• RECORDS SUPPLIED:

=-=-=

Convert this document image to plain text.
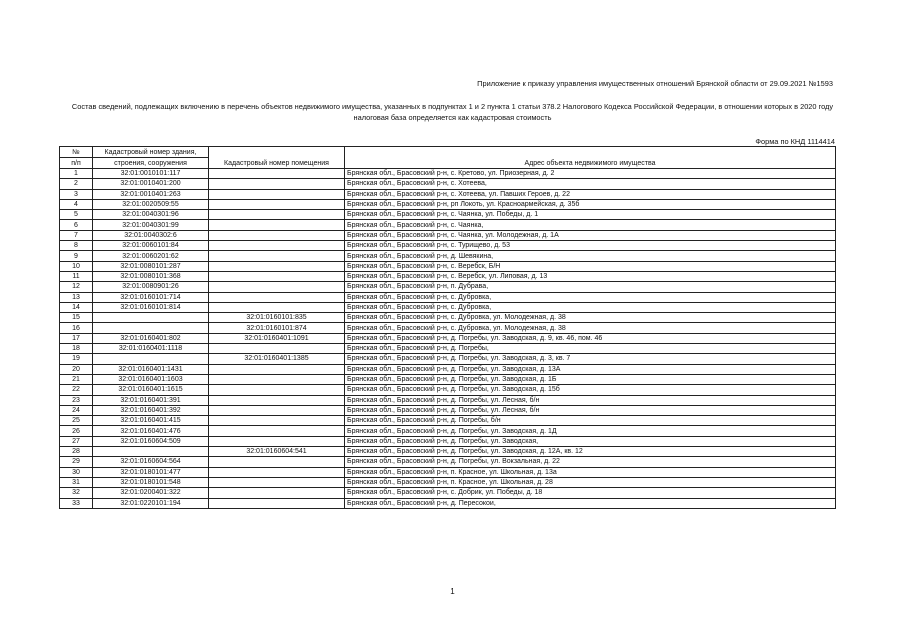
Приложение к приказу управления имущественных отношений Брянской области от 29.09.2021 №1593
Состав сведений, подлежащих включению в перечень объектов недвижимого имущества, указанных в подпунктах 1 и 2 пункта 1 статьи 378.2 Налогового Кодекса Российской Федерации, в отношении которых в 2020 году налоговая база определяется как кадастровая стоимость
Форма по КНД 1114414
№	Кадастровый номер здания,	Кадастровый номер помещения	Адрес объекта недвижимого имущества
п/п	строения, сооружения		
1	32:01:0010101:117		Брянская обл., Брасовский р-н, с. Кретово, ул. Приозерная, д. 2
2	32:01:0010401:200		Брянская обл., Брасовский р-н, с. Хотеева,
3	32:01:0010401:263		Брянская обл., Брасовский р-н, с. Хотеева, ул. Павших Героев, д. 22
4	32:01:0020509:55		Брянская обл., Брасовский р-н, рп Локоть, ул. Красноармейская, д. 35б
5	32:01:0040301:96		Брянская обл., Брасовский р-н, с. Чаянка, ул. Победы, д. 1
6	32:01:0040301:99		Брянская обл., Брасовский р-н, с. Чаянка,
7	32:01:0040302:6		Брянская обл., Брасовский р-н, с. Чаянка, ул. Молодежная, д. 1А
8	32:01:0060101:84		Брянская обл., Брасовский р-н, с. Турищево, д. 53
9	32:01:0060201:62		Брянская обл., Брасовский р-н, д. Шевякина,
10	32:01:0080101:287		Брянская обл., Брасовский р-н, с. Веребск, Б/Н
11	32:01:0080101:368		Брянская обл., Брасовский р-н, с. Веребск, ул. Липовая, д. 13
12	32:01:0080901:26		Брянская обл., Брасовский р-н, п. Дубрава,
13	32:01:0160101:714		Брянская обл., Брасовский р-н, с. Дубровка,
14	32:01:0160101:814		Брянская обл., Брасовский р-н, с. Дубровка,
15		32:01:0160101:835	Брянская обл., Брасовский р-н, с. Дубровка, ул. Молодежная, д. 38
16		32:01:0160101:874	Брянская обл., Брасовский р-н, с. Дубровка, ул. Молодежная, д. 38
17	32:01:0160401:802	32:01:0160401:1091	Брянская обл., Брасовский р-н, д. Погребы, ул. Заводская, д. 9, кв. 46, пом. 46
18	32:01:0160401:1118		Брянская обл., Брасовский р-н, д. Погребы,
19		32:01:0160401:1385	Брянская обл., Брасовский р-н, д. Погребы, ул. Заводская, д. 3, кв. 7
20	32:01:0160401:1431		Брянская обл., Брасовский р-н, д. Погребы, ул. Заводская, д. 13А
21	32:01:0160401:1603		Брянская обл., Брасовский р-н, д. Погребы, ул. Заводская, д. 1Б
22	32:01:0160401:1615		Брянская обл., Брасовский р-н, д. Погребы, ул. Заводская, д. 15б
23	32:01:0160401:391		Брянская обл., Брасовский р-н, д. Погребы, ул. Лесная, б/н
24	32:01:0160401:392		Брянская обл., Брасовский р-н, д. Погребы, ул. Лесная, б/н
25	32:01:0160401:415		Брянская обл., Брасовский р-н, д. Погребы, б/н
26	32:01:0160401:476		Брянская обл., Брасовский р-н, д. Погребы, ул. Заводская, д. 1Д
27	32:01:0160604:509		Брянская обл., Брасовский р-н, д. Погребы, ул. Заводская,
28		32:01:0160604:541	Брянская обл., Брасовский р-н, д. Погребы, ул. Заводская, д. 12А, кв. 12
29	32:01:0160604:564		Брянская обл., Брасовский р-н, д. Погребы, ул. Вокзальная, д. 22
30	32:01:0180101:477		Брянская обл., Брасовский р-н, п. Красное, ул. Школьная, д. 13а
31	32:01:0180101:548		Брянская обл., Брасовский р-н, п. Красное, ул. Школьная, д. 28
32	32:01:0200401:322		Брянская обл., Брасовский р-н, с. Добрик, ул. Победы, д. 18
33	32:01:0220101:194		Брянская обл., Брасовский р-н, д. Пересокои,
1
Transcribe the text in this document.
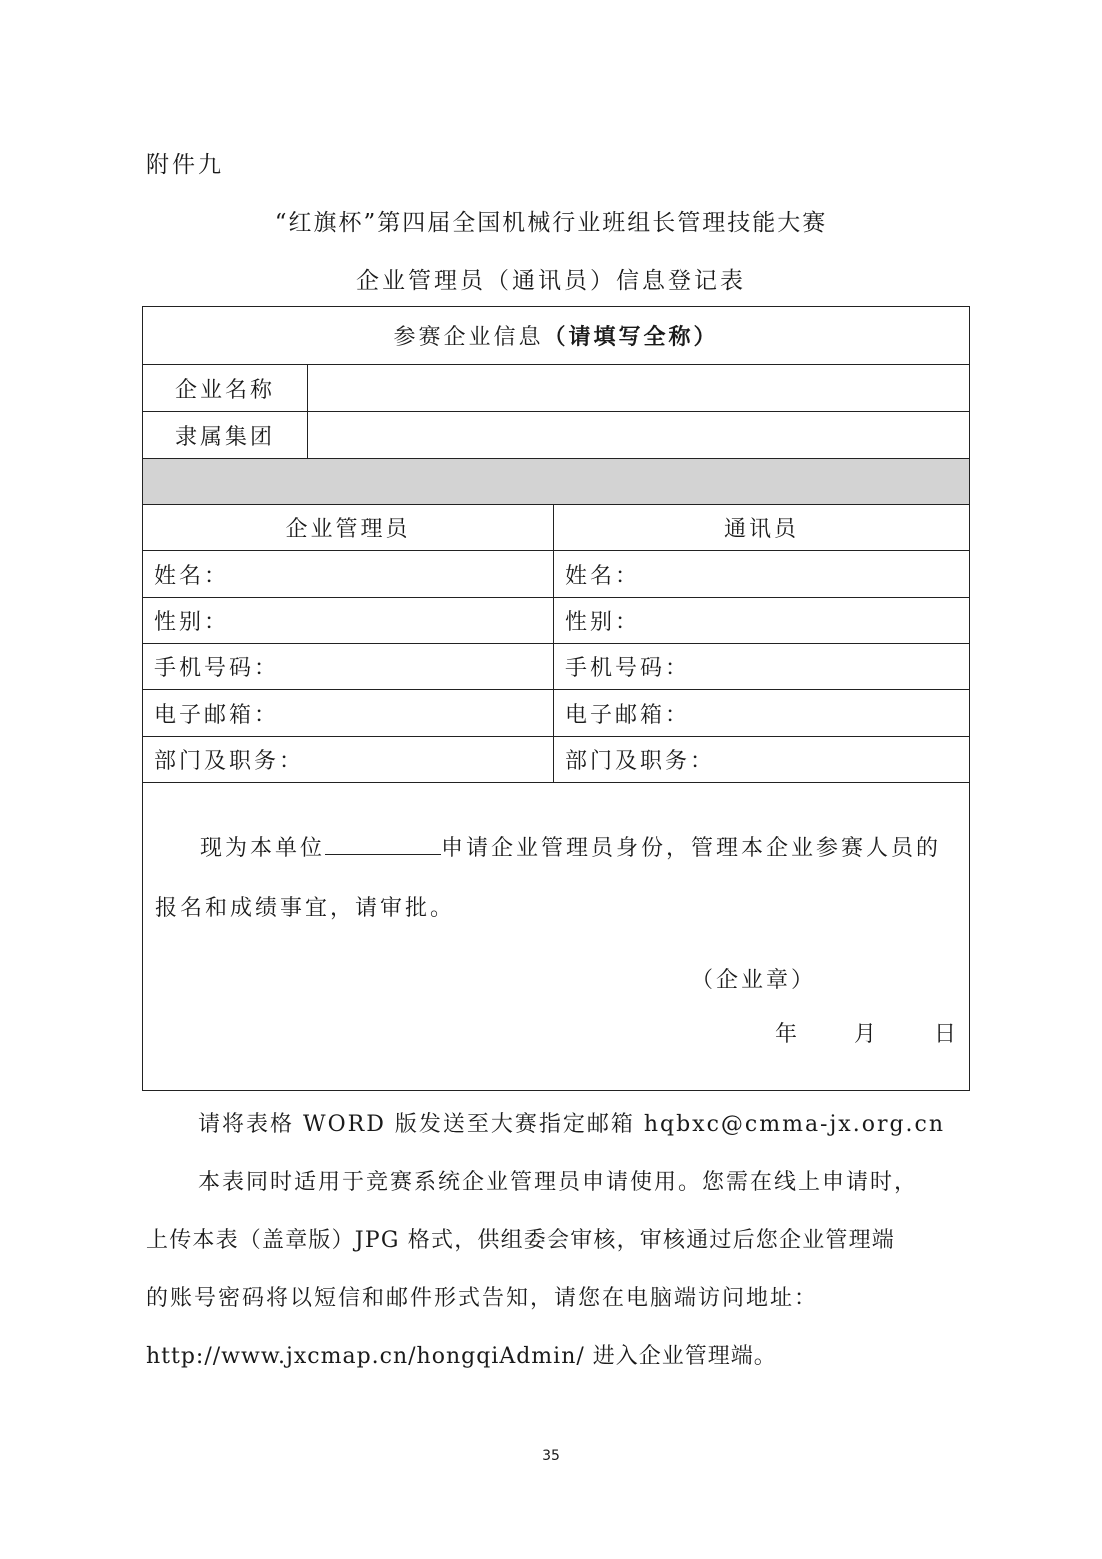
附件九
“红旗杯”第四届全国机械行业班组长管理技能大赛
企业管理员（通讯员）信息登记表
参赛企业信息 （请填写全称）
企业名称
隶属集团
企业管理员	通讯员
姓名：	姓名：
性别：	性别：
手机号码：	手机号码：
电子邮箱：	电子邮箱：
部门及职务：	部门及职务：
现为本单位	申请企业管理员身份，管理本企业参赛人员的
报名和成绩事宜，请审批。
（企业章）
年	月	日
请将表格 WORD 版发送至大赛指定邮箱 hqbxc@cmma-jx.org.cn
本表同时适用于竞赛系统企业管理员申请使用。您需在线上申请时，
上传本表（盖章版）JPG 格式，供组委会审核，审核通过后您企业管理端
的账号密码将以短信和邮件形式告知，请您在电脑端访问地址：
http://www.jxcmap.cn/hongqiAdmin/ 进入企业管理端。
35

=-=-=

• WHAT YOU HAVE TO DO: Copy every record above exactly, leaving out any pictures.

• COMPLETE OUTPUT:
Convert this document image to plain text.
Приложение к приказу управления имущественных отношений Брянской области от 29.09.2021 №1593
Состав сведений, подлежащих включению в перечень объектов недвижимого имущества, указанных в подпунктах 1 и 2 пункта 1 статьи 378.2 Налогового Кодекса Российской Федерации, в отношении которых в 2020 году налоговая база определяется как кадастровая стоимость
Форма по КНД 1114414
№	Кадастровый номер здания,	Кадастровый номер помещения	Адрес объекта недвижимого имущества
п/п	строения, сооружения		
1	32:01:0010101:117		Брянская обл., Брасовский р-н, с. Кретово, ул. Приозерная, д. 2
2	32:01:0010401:200		Брянская обл., Брасовский р-н, с. Хотеева,
3	32:01:0010401:263		Брянская обл., Брасовский р-н, с. Хотеева, ул. Павших Героев, д. 22
4	32:01:0020509:55		Брянская обл., Брасовский р-н, рп Локоть, ул. Красноармейская, д. 35б
5	32:01:0040301:96		Брянская обл., Брасовский р-н, с. Чаянка, ул. Победы, д. 1
6	32:01:0040301:99		Брянская обл., Брасовский р-н, с. Чаянка,
7	32:01:0040302:6		Брянская обл., Брасовский р-н, с. Чаянка, ул. Молодежная, д. 1А
8	32:01:0060101:84		Брянская обл., Брасовский р-н, с. Турищево, д. 53
9	32:01:0060201:62		Брянская обл., Брасовский р-н, д. Шевякина,
10	32:01:0080101:287		Брянская обл., Брасовский р-н, с. Веребск, Б/Н
11	32:01:0080101:368		Брянская обл., Брасовский р-н, с. Веребск, ул. Липовая, д. 13
12	32:01:0080901:26		Брянская обл., Брасовский р-н, п. Дубрава,
13	32:01:0160101:714		Брянская обл., Брасовский р-н, с. Дубровка,
14	32:01:0160101:814		Брянская обл., Брасовский р-н, с. Дубровка,
15		32:01:0160101:835	Брянская обл., Брасовский р-н, с. Дубровка, ул. Молодежная, д. 38
16		32:01:0160101:874	Брянская обл., Брасовский р-н, с. Дубровка, ул. Молодежная, д. 38
17	32:01:0160401:802	32:01:0160401:1091	Брянская обл., Брасовский р-н, д. Погребы, ул. Заводская, д. 9, кв. 46, пом. 46
18	32:01:0160401:1118		Брянская обл., Брасовский р-н, д. Погребы,
19		32:01:0160401:1385	Брянская обл., Брасовский р-н, д. Погребы, ул. Заводская, д. 3, кв. 7
20	32:01:0160401:1431		Брянская обл., Брасовский р-н, д. Погребы, ул. Заводская, д. 13А
21	32:01:0160401:1603		Брянская обл., Брасовский р-н, д. Погребы, ул. Заводская, д. 1Б
22	32:01:0160401:1615		Брянская обл., Брасовский р-н, д. Погребы, ул. Заводская, д. 15б
23	32:01:0160401:391		Брянская обл., Брасовский р-н, д. Погребы, ул. Лесная, б/н
24	32:01:0160401:392		Брянская обл., Брасовский р-н, д. Погребы, ул. Лесная, б/н
25	32:01:0160401:415		Брянская обл., Брасовский р-н, д. Погребы, б/н
26	32:01:0160401:476		Брянская обл., Брасовский р-н, д. Погребы, ул. Заводская, д. 1Д
27	32:01:0160604:509		Брянская обл., Брасовский р-н, д. Погребы, ул. Заводская,
28		32:01:0160604:541	Брянская обл., Брасовский р-н, д. Погребы, ул. Заводская, д. 12А, кв. 12
29	32:01:0160604:564		Брянская обл., Брасовский р-н, д. Погребы, ул. Вокзальная, д. 22
30	32:01:0180101:477		Брянская обл., Брасовский р-н, п. Красное, ул. Школьная, д. 13а
31	32:01:0180101:548		Брянская обл., Брасовский р-н, п. Красное, ул. Школьная, д. 28
32	32:01:0200401:322		Брянская обл., Брасовский р-н, с. Добрик, ул. Победы, д. 18
33	32:01:0220101:194		Брянская обл., Брасовский р-н, д. Пересокои,
1
Transcribe the text in this document.
附件九
“红旗杯”第四届全国机械行业班组长管理技能大赛
企业管理员（通讯员）信息登记表
参赛企业信息 （请填写全称）
企业名称
隶属集团
企业管理员	通讯员
姓名：	姓名：
性别：	性别：
手机号码：	手机号码：
电子邮箱：	电子邮箱：
部门及职务：	部门及职务：
现为本单位	申请企业管理员身份，管理本企业参赛人员的
报名和成绩事宜，请审批。
（企业章）
年	月	日
请将表格 WORD 版发送至大赛指定邮箱 hqbxc@cmma-jx.org.cn
本表同时适用于竞赛系统企业管理员申请使用。您需在线上申请时，
上传本表（盖章版）JPG 格式，供组委会审核，审核通过后您企业管理端
的账号密码将以短信和邮件形式告知，请您在电脑端访问地址：
http://www.jxcmap.cn/hongqiAdmin/ 进入企业管理端。
35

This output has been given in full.